++++ Records supplied ++++

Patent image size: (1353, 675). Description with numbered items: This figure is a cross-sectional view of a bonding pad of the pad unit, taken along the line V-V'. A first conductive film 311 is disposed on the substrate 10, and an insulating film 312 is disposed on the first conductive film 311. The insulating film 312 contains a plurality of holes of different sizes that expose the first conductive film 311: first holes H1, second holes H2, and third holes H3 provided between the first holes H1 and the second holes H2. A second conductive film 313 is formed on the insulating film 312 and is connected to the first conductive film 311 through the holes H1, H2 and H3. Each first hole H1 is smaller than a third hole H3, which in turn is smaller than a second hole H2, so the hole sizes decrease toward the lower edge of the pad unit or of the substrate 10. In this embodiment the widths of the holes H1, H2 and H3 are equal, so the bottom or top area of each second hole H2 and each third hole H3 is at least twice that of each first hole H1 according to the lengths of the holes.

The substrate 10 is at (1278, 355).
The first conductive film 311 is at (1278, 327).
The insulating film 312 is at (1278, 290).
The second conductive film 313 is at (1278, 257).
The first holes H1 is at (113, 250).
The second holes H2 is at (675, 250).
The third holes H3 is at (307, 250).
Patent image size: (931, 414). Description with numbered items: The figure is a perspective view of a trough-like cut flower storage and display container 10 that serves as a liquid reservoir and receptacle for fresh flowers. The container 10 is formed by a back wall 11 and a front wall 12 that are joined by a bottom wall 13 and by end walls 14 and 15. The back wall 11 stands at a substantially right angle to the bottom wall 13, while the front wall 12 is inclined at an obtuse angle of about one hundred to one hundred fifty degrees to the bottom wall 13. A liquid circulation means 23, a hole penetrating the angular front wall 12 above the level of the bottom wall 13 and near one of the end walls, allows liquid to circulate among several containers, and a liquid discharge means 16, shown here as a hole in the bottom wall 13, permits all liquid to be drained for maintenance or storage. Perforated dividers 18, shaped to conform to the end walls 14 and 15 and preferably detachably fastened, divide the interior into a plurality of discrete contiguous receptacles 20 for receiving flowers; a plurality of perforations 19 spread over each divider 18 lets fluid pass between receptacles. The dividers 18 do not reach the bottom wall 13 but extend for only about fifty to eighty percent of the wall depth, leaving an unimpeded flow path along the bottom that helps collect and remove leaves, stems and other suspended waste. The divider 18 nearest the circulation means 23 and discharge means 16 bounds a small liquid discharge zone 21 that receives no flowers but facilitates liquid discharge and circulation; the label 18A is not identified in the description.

++++

What the exercise asks - Please reproduce the stretch from the beginning of the rows through the line that contains "The first holes H1 is at (113, 250).", keeping every character unchanged.

Result of the task -
Patent image size: (1353, 675). Description with numbered items: This figure is a cross-sectional view of a bonding pad of the pad unit, taken along the line V-V'. A first conductive film 311 is disposed on the substrate 10, and an insulating film 312 is disposed on the first conductive film 311. The insulating film 312 contains a plurality of holes of different sizes that expose the first conductive film 311: first holes H1, second holes H2, and third holes H3 provided between the first holes H1 and the second holes H2. A second conductive film 313 is formed on the insulating film 312 and is connected to the first conductive film 311 through the holes H1, H2 and H3. Each first hole H1 is smaller than a third hole H3, which in turn is smaller than a second hole H2, so the hole sizes decrease toward the lower edge of the pad unit or of the substrate 10. In this embodiment the widths of the holes H1, H2 and H3 are equal, so the bottom or top area of each second hole H2 and each third hole H3 is at least twice that of each first hole H1 according to the lengths of the holes.

The substrate 10 is at (1278, 355).
The first conductive film 311 is at (1278, 327).
The insulating film 312 is at (1278, 290).
The second conductive film 313 is at (1278, 257).
The first holes H1 is at (113, 250).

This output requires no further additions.